-- Begin Records supplied --

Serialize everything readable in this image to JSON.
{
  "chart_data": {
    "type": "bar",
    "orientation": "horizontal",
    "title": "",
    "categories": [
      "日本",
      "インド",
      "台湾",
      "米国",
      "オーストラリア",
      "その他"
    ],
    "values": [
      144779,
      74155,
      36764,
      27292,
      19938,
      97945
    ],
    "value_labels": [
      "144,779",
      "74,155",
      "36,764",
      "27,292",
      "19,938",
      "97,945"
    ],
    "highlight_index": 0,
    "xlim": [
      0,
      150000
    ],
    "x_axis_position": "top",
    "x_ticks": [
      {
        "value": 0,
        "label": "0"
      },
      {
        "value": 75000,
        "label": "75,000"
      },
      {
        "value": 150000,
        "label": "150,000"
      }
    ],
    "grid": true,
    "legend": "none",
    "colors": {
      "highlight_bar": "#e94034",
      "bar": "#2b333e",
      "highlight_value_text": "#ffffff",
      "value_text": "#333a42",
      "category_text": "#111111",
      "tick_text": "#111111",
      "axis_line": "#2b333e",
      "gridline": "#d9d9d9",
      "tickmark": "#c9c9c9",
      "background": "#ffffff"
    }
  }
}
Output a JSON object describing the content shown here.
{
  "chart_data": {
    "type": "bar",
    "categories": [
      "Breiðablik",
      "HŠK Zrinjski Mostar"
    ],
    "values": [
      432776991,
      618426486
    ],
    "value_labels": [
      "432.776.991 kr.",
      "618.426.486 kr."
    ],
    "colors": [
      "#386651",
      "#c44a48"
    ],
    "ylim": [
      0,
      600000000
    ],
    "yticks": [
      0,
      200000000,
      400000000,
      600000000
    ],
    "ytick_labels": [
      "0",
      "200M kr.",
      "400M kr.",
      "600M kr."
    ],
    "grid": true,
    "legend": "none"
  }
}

-- End Records supplied --

Work to complete: The entries above must be returned in full, exactly as shown.

Response to the task:
Serialize everything readable in this image to JSON.
{
  "chart_data": {
    "type": "bar",
    "orientation": "horizontal",
    "title": "",
    "categories": [
      "日本",
      "インド",
      "台湾",
      "米国",
      "オーストラリア",
      "その他"
    ],
    "values": [
      144779,
      74155,
      36764,
      27292,
      19938,
      97945
    ],
    "value_labels": [
      "144,779",
      "74,155",
      "36,764",
      "27,292",
      "19,938",
      "97,945"
    ],
    "highlight_index": 0,
    "xlim": [
      0,
      150000
    ],
    "x_axis_position": "top",
    "x_ticks": [
      {
        "value": 0,
        "label": "0"
      },
      {
        "value": 75000,
        "label": "75,000"
      },
      {
        "value": 150000,
        "label": "150,000"
      }
    ],
    "grid": true,
    "legend": "none",
    "colors": {
      "highlight_bar": "#e94034",
      "bar": "#2b333e",
      "highlight_value_text": "#ffffff",
      "value_text": "#333a42",
      "category_text": "#111111",
      "tick_text": "#111111",
      "axis_line": "#2b333e",
      "gridline": "#d9d9d9",
      "tickmark": "#c9c9c9",
      "background": "#ffffff"
    }
  }
}
Output a JSON object describing the content shown here.
{
  "chart_data": {
    "type": "bar",
    "categories": [
      "Breiðablik",
      "HŠK Zrinjski Mostar"
    ],
    "values": [
      432776991,
      618426486
    ],
    "value_labels": [
      "432.776.991 kr.",
      "618.426.486 kr."
    ],
    "colors": [
      "#386651",
      "#c44a48"
    ],
    "ylim": [
      0,
      600000000
    ],
    "yticks": [
      0,
      200000000,
      400000000,
      600000000
    ],
    "ytick_labels": [
      "0",
      "200M kr.",
      "400M kr.",
      "600M kr."
    ],
    "grid": true,
    "legend": "none"
  }
}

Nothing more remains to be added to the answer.